(Dataset records)
____

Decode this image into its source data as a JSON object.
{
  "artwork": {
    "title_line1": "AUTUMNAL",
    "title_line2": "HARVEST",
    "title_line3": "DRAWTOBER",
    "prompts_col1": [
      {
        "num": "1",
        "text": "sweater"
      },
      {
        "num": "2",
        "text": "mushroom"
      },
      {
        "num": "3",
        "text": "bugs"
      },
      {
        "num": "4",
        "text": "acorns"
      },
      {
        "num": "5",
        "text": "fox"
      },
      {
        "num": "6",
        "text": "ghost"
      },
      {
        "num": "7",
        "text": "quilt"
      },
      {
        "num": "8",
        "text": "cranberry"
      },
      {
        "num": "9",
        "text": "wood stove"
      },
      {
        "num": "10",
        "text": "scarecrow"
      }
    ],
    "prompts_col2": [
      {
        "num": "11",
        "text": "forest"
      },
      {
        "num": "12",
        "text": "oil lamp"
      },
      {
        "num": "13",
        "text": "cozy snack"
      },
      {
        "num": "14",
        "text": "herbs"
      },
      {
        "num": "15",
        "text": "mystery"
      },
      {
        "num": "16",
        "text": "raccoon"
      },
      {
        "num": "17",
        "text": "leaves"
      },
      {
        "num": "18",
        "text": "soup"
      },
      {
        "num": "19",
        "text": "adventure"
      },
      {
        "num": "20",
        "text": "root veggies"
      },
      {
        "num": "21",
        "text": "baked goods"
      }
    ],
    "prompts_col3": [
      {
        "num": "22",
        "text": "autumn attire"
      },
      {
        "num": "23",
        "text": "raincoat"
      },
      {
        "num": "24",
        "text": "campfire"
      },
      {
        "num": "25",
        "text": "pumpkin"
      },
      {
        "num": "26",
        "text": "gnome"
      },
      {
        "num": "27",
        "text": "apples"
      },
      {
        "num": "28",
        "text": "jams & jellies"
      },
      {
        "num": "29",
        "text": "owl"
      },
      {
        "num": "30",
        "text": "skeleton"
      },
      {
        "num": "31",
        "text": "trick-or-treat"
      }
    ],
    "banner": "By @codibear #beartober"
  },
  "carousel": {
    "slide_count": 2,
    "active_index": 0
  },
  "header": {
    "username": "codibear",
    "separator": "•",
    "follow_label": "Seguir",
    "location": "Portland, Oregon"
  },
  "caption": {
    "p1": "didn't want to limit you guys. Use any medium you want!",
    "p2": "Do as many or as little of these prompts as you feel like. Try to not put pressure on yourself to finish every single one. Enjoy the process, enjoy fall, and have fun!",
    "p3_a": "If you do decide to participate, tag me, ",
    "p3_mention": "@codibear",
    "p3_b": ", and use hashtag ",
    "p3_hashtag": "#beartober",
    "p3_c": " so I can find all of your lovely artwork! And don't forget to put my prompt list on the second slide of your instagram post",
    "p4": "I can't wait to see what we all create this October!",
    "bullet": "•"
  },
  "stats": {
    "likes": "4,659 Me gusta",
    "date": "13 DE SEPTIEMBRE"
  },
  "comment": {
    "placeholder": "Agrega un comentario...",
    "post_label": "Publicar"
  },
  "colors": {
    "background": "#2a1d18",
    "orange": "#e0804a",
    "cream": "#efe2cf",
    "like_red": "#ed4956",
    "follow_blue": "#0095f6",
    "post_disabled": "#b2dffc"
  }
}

____

Scan the material and collect every line that contains "codibear".

REPLY
    "banner": "By @codibear #beartober"
    "username": "codibear",
    "p3_mention": "@codibear",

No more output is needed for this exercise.